-- start of Data supplied --

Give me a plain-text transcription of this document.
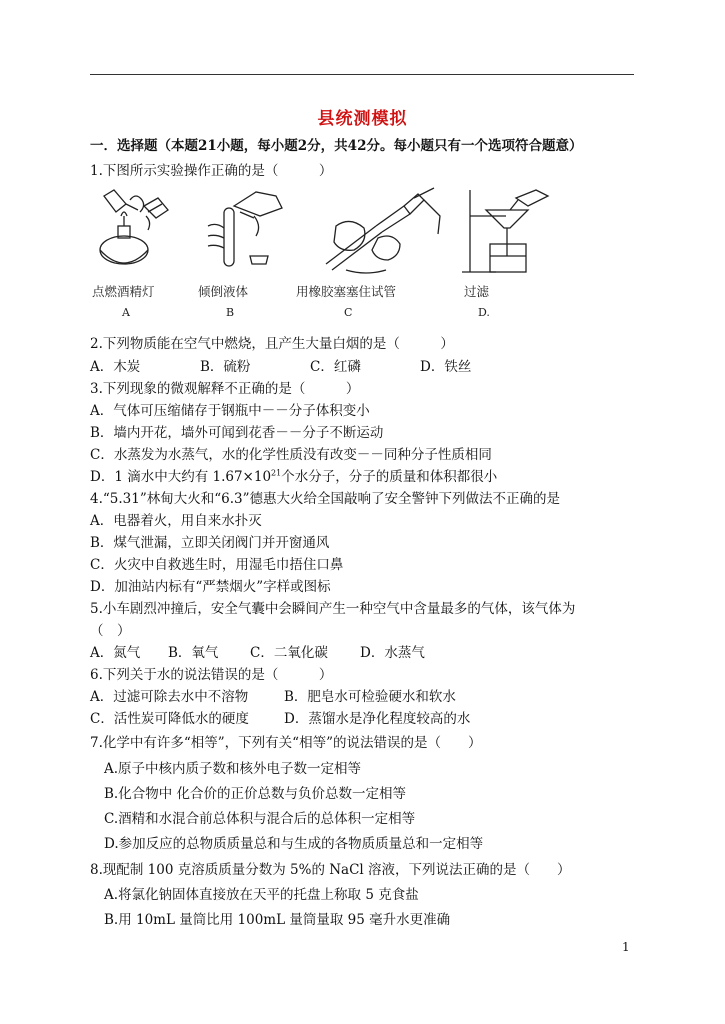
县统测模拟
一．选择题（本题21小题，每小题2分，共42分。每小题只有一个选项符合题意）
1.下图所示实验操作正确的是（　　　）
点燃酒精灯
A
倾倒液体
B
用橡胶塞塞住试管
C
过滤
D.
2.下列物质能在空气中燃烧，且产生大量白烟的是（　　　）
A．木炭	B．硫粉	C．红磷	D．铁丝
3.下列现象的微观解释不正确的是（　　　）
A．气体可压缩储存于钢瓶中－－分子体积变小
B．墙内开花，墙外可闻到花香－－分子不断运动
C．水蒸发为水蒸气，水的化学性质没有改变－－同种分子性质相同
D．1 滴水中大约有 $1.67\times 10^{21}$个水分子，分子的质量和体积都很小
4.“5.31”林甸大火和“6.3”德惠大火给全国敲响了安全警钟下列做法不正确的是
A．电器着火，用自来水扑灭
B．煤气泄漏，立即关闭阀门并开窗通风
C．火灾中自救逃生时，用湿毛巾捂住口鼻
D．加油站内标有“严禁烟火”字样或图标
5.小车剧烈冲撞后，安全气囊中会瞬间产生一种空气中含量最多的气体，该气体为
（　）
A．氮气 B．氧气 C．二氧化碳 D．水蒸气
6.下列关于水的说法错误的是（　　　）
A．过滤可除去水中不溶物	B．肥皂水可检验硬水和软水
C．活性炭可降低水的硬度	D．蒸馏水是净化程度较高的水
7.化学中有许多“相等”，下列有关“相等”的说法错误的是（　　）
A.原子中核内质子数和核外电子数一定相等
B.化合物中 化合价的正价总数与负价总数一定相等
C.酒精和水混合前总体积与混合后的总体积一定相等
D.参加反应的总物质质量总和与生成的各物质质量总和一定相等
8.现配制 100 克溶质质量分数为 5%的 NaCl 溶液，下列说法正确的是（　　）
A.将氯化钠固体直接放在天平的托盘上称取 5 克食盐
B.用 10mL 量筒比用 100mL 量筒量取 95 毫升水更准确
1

-- end of Data supplied --

__Aim__.
Go back to the records above and write them out exactly, without the pictures.

__Solution to the exercise__.
Give me a plain-text transcription of this document.
县统测模拟
一．选择题（本题21小题，每小题2分，共42分。每小题只有一个选项符合题意）
1.下图所示实验操作正确的是（　　　）
点燃酒精灯
A
倾倒液体
B
用橡胶塞塞住试管
C
过滤
D.
2.下列物质能在空气中燃烧，且产生大量白烟的是（　　　）
A．木炭	B．硫粉	C．红磷	D．铁丝
3.下列现象的微观解释不正确的是（　　　）
A．气体可压缩储存于钢瓶中－－分子体积变小
B．墙内开花，墙外可闻到花香－－分子不断运动
C．水蒸发为水蒸气，水的化学性质没有改变－－同种分子性质相同
D．1 滴水中大约有 $1.67\times 10^{21}$个水分子，分子的质量和体积都很小
4.“5.31”林甸大火和“6.3”德惠大火给全国敲响了安全警钟下列做法不正确的是
A．电器着火，用自来水扑灭
B．煤气泄漏，立即关闭阀门并开窗通风
C．火灾中自救逃生时，用湿毛巾捂住口鼻
D．加油站内标有“严禁烟火”字样或图标
5.小车剧烈冲撞后，安全气囊中会瞬间产生一种空气中含量最多的气体，该气体为
（　）
A．氮气 B．氧气 C．二氧化碳 D．水蒸气
6.下列关于水的说法错误的是（　　　）
A．过滤可除去水中不溶物	B．肥皂水可检验硬水和软水
C．活性炭可降低水的硬度	D．蒸馏水是净化程度较高的水
7.化学中有许多“相等”，下列有关“相等”的说法错误的是（　　）
A.原子中核内质子数和核外电子数一定相等
B.化合物中 化合价的正价总数与负价总数一定相等
C.酒精和水混合前总体积与混合后的总体积一定相等
D.参加反应的总物质质量总和与生成的各物质质量总和一定相等
8.现配制 100 克溶质质量分数为 5%的 NaCl 溶液，下列说法正确的是（　　）
A.将氯化钠固体直接放在天平的托盘上称取 5 克食盐
B.用 10mL 量筒比用 100mL 量筒量取 95 毫升水更准确
1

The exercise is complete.